# [Items]
+-------+

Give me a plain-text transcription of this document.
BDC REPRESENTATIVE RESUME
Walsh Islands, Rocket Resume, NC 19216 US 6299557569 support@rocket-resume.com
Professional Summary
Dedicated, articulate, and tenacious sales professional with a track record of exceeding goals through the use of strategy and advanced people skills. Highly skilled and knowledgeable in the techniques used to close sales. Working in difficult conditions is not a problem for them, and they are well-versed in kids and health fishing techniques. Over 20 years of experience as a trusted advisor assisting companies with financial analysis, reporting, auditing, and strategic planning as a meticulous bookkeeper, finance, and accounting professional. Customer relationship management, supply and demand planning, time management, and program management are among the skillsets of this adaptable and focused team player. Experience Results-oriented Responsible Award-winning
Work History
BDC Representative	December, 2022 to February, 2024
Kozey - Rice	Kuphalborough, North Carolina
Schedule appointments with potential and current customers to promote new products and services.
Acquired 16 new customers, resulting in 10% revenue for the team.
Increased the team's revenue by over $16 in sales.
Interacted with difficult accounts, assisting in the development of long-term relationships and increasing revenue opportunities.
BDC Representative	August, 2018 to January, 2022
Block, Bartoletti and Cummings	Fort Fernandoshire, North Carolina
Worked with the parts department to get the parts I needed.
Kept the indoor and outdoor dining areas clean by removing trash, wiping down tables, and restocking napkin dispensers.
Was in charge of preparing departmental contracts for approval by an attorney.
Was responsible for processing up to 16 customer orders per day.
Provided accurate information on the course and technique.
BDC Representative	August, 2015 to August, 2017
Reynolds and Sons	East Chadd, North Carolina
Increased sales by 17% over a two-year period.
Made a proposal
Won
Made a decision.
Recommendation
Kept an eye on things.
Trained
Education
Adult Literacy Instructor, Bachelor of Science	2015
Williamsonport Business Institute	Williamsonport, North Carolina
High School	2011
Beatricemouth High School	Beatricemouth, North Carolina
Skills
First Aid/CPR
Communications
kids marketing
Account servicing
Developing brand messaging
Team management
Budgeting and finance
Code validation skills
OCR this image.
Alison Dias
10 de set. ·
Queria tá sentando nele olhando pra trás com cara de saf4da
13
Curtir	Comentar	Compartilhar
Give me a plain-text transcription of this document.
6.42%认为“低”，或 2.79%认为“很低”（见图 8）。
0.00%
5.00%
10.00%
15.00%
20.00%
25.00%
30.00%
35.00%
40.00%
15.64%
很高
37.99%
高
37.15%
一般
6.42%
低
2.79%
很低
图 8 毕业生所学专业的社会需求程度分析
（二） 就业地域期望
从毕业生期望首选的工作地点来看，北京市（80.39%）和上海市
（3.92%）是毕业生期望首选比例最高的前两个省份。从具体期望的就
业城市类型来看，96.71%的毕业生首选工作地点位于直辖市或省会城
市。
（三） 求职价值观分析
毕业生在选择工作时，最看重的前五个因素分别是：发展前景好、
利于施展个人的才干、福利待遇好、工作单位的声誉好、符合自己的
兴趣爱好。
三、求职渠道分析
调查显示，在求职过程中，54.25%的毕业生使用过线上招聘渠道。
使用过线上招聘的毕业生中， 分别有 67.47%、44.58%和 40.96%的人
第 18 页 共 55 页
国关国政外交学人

+-------+

# [Exercise goal]
The lines to quote run from the one containing "OCR this image." through the final line of the material above; please give them exactly, both ends included, and nothing else.

# [Response to the task]
OCR this image.
Alison Dias
10 de set. ·
Queria tá sentando nele olhando pra trás com cara de saf4da
13
Curtir	Comentar	Compartilhar
Give me a plain-text transcription of this document.
6.42%认为“低”，或 2.79%认为“很低”（见图 8）。
0.00%
5.00%
10.00%
15.00%
20.00%
25.00%
30.00%
35.00%
40.00%
15.64%
很高
37.99%
高
37.15%
一般
6.42%
低
2.79%
很低
图 8 毕业生所学专业的社会需求程度分析
（二） 就业地域期望
从毕业生期望首选的工作地点来看，北京市（80.39%）和上海市
（3.92%）是毕业生期望首选比例最高的前两个省份。从具体期望的就
业城市类型来看，96.71%的毕业生首选工作地点位于直辖市或省会城
市。
（三） 求职价值观分析
毕业生在选择工作时，最看重的前五个因素分别是：发展前景好、
利于施展个人的才干、福利待遇好、工作单位的声誉好、符合自己的
兴趣爱好。
三、求职渠道分析
调查显示，在求职过程中，54.25%的毕业生使用过线上招聘渠道。
使用过线上招聘的毕业生中， 分别有 67.47%、44.58%和 40.96%的人
第 18 页 共 55 页
国关国政外交学人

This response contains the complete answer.